What to work on>
Edit the listing below by changing "help-icon" to "question-icon" wherever it occurs, keeping every other line and character unchanged. Omit the pictures from your answer.

Listings of elements and their boxes>
++++++++++
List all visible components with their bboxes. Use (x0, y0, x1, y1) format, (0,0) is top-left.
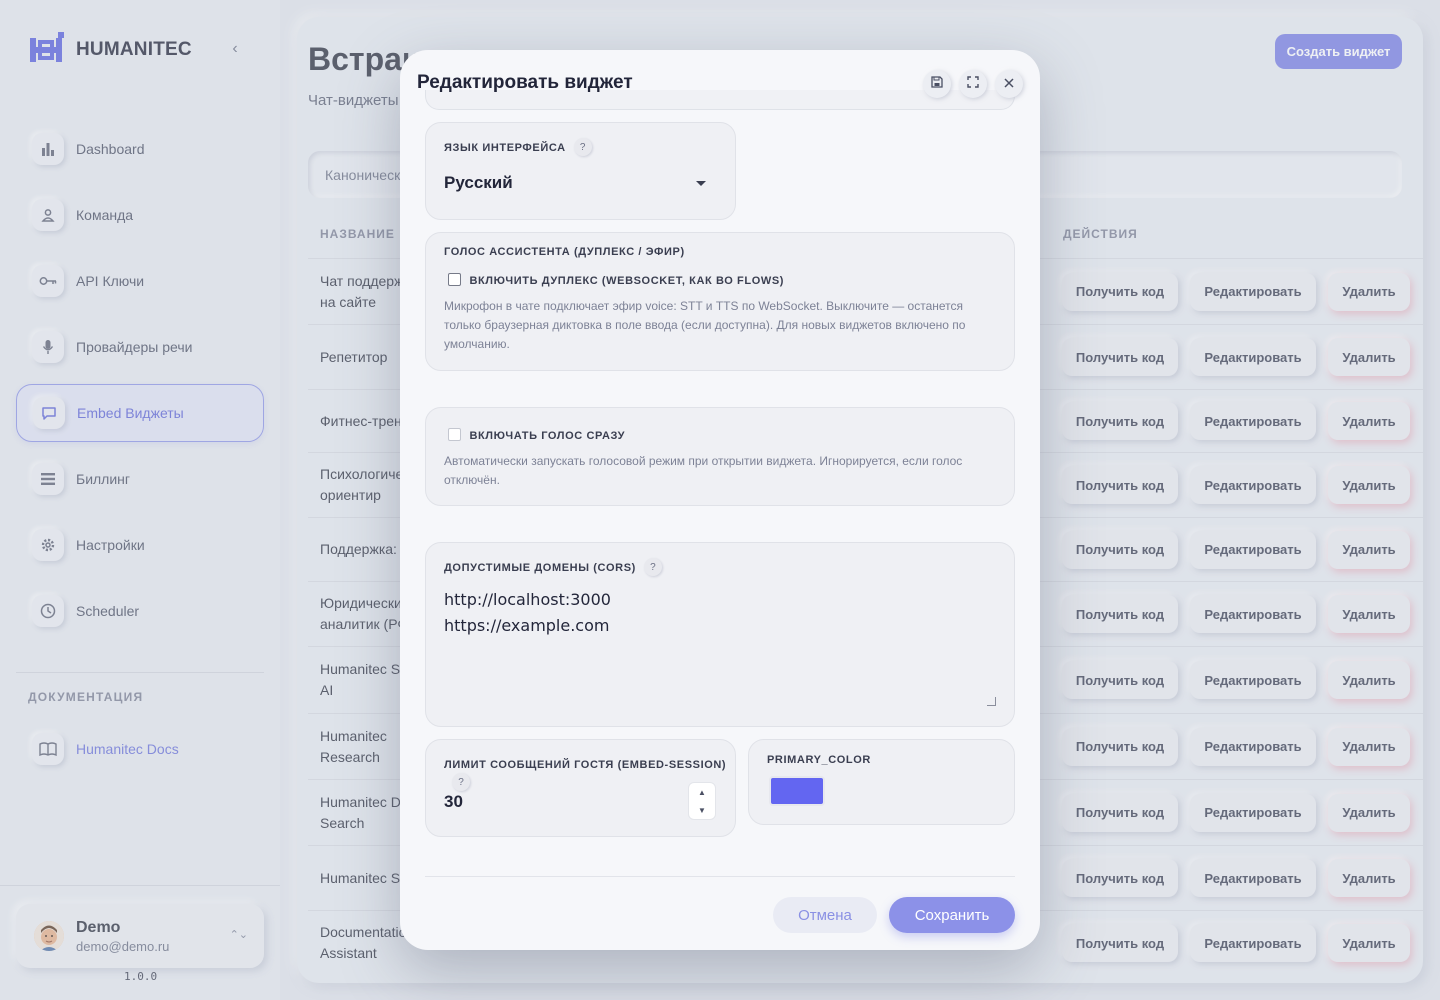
language-select[interactable]: ЯЗЫК ИНТЕРФЕЙСА? Русский (425, 122, 736, 220)
primary-color-label: PRIMARY_COLOR (767, 754, 871, 766)
dropdown-arrow-icon (696, 181, 706, 186)
increment-arrow-icon[interactable]: ▲ (698, 788, 706, 797)
guest-message-limit-field[interactable]: ЛИМИТ СООБЩЕНИЙ ГОСТЯ (EMBED-SESSION)? 3… (425, 739, 736, 837)
guest-limit-label: ЛИМИТ СООБЩЕНИЙ ГОСТЯ (EMBED-SESSION) (444, 759, 727, 771)
autovoice-option[interactable]: ВКЛЮЧАТЬ ГОЛОС СРАЗУ (448, 426, 625, 444)
duplex-option[interactable]: ВКЛЮЧИТЬ ДУПЛЕКС (WEBSOCKET, КАК ВО FLOW… (448, 271, 784, 289)
primary-color-picker[interactable] (769, 776, 825, 806)
cors-domains-textarea[interactable]: ДОПУСТИМЫЕ ДОМЕНЫ (CORS)? http://localho… (425, 542, 1015, 727)
quantity-stepper[interactable]: ▲ ▼ (688, 782, 716, 820)
decrement-arrow-icon[interactable]: ▼ (698, 806, 706, 815)
duplex-checkbox[interactable] (448, 273, 461, 287)
assistant-voice-section: ГОЛОС АССИСТЕНТА (ДУПЛЕКС / ЭФИР) ВКЛЮЧИ… (425, 232, 1015, 371)
close-icon (1004, 75, 1014, 93)
resize-handle-icon[interactable] (987, 697, 996, 706)
help-icon[interactable]: ? (573, 138, 592, 156)
cors-label-row: ДОПУСТИМЫЕ ДОМЕНЫ (CORS)? (444, 558, 662, 576)
close-dialog-button[interactable] (995, 70, 1023, 98)
cors-label: ДОПУСТИМЫЕ ДОМЕНЫ (CORS) (444, 562, 636, 575)
dialog-title: Редактировать виджет (417, 72, 633, 93)
fullscreen-button[interactable] (959, 70, 987, 98)
expand-icon (967, 75, 979, 93)
duplex-checkbox-label[interactable]: ВКЛЮЧИТЬ ДУПЛЕКС (WEBSOCKET, КАК ВО FLOW… (469, 275, 784, 287)
cancel-button[interactable]: Отмена (773, 897, 877, 933)
assistant-voice-label: ГОЛОС АССИСТЕНТА (ДУПЛЕКС / ЭФИР) (444, 246, 685, 258)
help-icon[interactable]: ? (452, 773, 470, 791)
language-label-row: ЯЗЫК ИНТЕРФЕЙСА? (444, 138, 592, 156)
duplex-hint: Микрофон в чате подключает эфир voice: S… (444, 299, 966, 351)
save-button[interactable]: Сохранить (889, 897, 1015, 933)
edit-widget-dialog: Редактировать виджет ЯЗЫК ИНТЕРФЕЙСА? Ру… (400, 50, 1040, 950)
help-icon[interactable]: ? (643, 558, 662, 576)
autovoice-checkbox[interactable] (448, 428, 461, 442)
language-label: ЯЗЫК ИНТЕРФЕЙСА (444, 142, 566, 155)
cors-domain-line: http://localhost:3000 (444, 590, 611, 609)
autovoice-hint: Автоматически запускать голосовой режим … (444, 454, 963, 487)
save-draft-button[interactable] (923, 70, 951, 98)
primary-color-field: PRIMARY_COLOR (748, 739, 1015, 825)
cors-domain-line: https://example.com (444, 616, 610, 635)
autovoice-checkbox-label[interactable]: ВКЛЮЧАТЬ ГОЛОС СРАЗУ (469, 430, 625, 442)
floppy-disk-icon (931, 75, 943, 93)
language-value: Русский (444, 173, 513, 192)
guest-limit-value: 30 (444, 792, 463, 811)
autovoice-section: ВКЛЮЧАТЬ ГОЛОС СРАЗУ Автоматически запус… (425, 407, 1015, 506)
dialog-footer-divider (425, 876, 1015, 877)
cors-value: http://localhost:3000 https://example.co… (444, 587, 611, 639)
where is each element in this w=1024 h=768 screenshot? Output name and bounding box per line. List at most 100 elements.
++++++++++
Response to the exercise>
List all visible components with their bboxes. Use (x0, y0, x1, y1) format, (0,0) is top-left.
language-select[interactable]: ЯЗЫК ИНТЕРФЕЙСА? Русский (425, 122, 736, 220)
primary-color-label: PRIMARY_COLOR (767, 754, 871, 766)
dropdown-arrow-icon (696, 181, 706, 186)
increment-arrow-icon[interactable]: ▲ (698, 788, 706, 797)
guest-message-limit-field[interactable]: ЛИМИТ СООБЩЕНИЙ ГОСТЯ (EMBED-SESSION)? 3… (425, 739, 736, 837)
guest-limit-label: ЛИМИТ СООБЩЕНИЙ ГОСТЯ (EMBED-SESSION) (444, 759, 727, 771)
autovoice-option[interactable]: ВКЛЮЧАТЬ ГОЛОС СРАЗУ (448, 426, 625, 444)
duplex-option[interactable]: ВКЛЮЧИТЬ ДУПЛЕКС (WEBSOCKET, КАК ВО FLOW… (448, 271, 784, 289)
primary-color-picker[interactable] (769, 776, 825, 806)
cors-domains-textarea[interactable]: ДОПУСТИМЫЕ ДОМЕНЫ (CORS)? http://localho… (425, 542, 1015, 727)
quantity-stepper[interactable]: ▲ ▼ (688, 782, 716, 820)
decrement-arrow-icon[interactable]: ▼ (698, 806, 706, 815)
duplex-checkbox[interactable] (448, 273, 461, 287)
assistant-voice-section: ГОЛОС АССИСТЕНТА (ДУПЛЕКС / ЭФИР) ВКЛЮЧИ… (425, 232, 1015, 371)
close-icon (1004, 75, 1014, 93)
resize-handle-icon[interactable] (987, 697, 996, 706)
question-icon[interactable]: ? (573, 138, 592, 156)
cors-label-row: ДОПУСТИМЫЕ ДОМЕНЫ (CORS)? (444, 558, 662, 576)
close-dialog-button[interactable] (995, 70, 1023, 98)
cors-label: ДОПУСТИМЫЕ ДОМЕНЫ (CORS) (444, 562, 636, 575)
dialog-title: Редактировать виджет (417, 72, 633, 93)
fullscreen-button[interactable] (959, 70, 987, 98)
expand-icon (967, 75, 979, 93)
duplex-checkbox-label[interactable]: ВКЛЮЧИТЬ ДУПЛЕКС (WEBSOCKET, КАК ВО FLOW… (469, 275, 784, 287)
cancel-button[interactable]: Отмена (773, 897, 877, 933)
assistant-voice-label: ГОЛОС АССИСТЕНТА (ДУПЛЕКС / ЭФИР) (444, 246, 685, 258)
question-icon[interactable]: ? (452, 773, 470, 791)
language-label-row: ЯЗЫК ИНТЕРФЕЙСА? (444, 138, 592, 156)
duplex-hint: Микрофон в чате подключает эфир voice: S… (444, 299, 966, 351)
save-button[interactable]: Сохранить (889, 897, 1015, 933)
edit-widget-dialog: Редактировать виджет ЯЗЫК ИНТЕРФЕЙСА? Ру… (400, 50, 1040, 950)
question-icon[interactable]: ? (643, 558, 662, 576)
autovoice-checkbox[interactable] (448, 428, 461, 442)
language-label: ЯЗЫК ИНТЕРФЕЙСА (444, 142, 566, 155)
cors-domain-line: http://localhost:3000 (444, 590, 611, 609)
autovoice-hint: Автоматически запускать голосовой режим … (444, 454, 963, 487)
save-draft-button[interactable] (923, 70, 951, 98)
primary-color-field: PRIMARY_COLOR (748, 739, 1015, 825)
cors-domain-line: https://example.com (444, 616, 610, 635)
autovoice-checkbox-label[interactable]: ВКЛЮЧАТЬ ГОЛОС СРАЗУ (469, 430, 625, 442)
floppy-disk-icon (931, 75, 943, 93)
language-value: Русский (444, 173, 513, 192)
guest-limit-value: 30 (444, 792, 463, 811)
autovoice-section: ВКЛЮЧАТЬ ГОЛОС СРАЗУ Автоматически запус… (425, 407, 1015, 506)
dialog-footer-divider (425, 876, 1015, 877)
cors-value: http://localhost:3000 https://example.co… (444, 587, 611, 639)
where is each element in this w=1024 h=768 screenshot? Output name and bounding box per line. List at most 100 elements.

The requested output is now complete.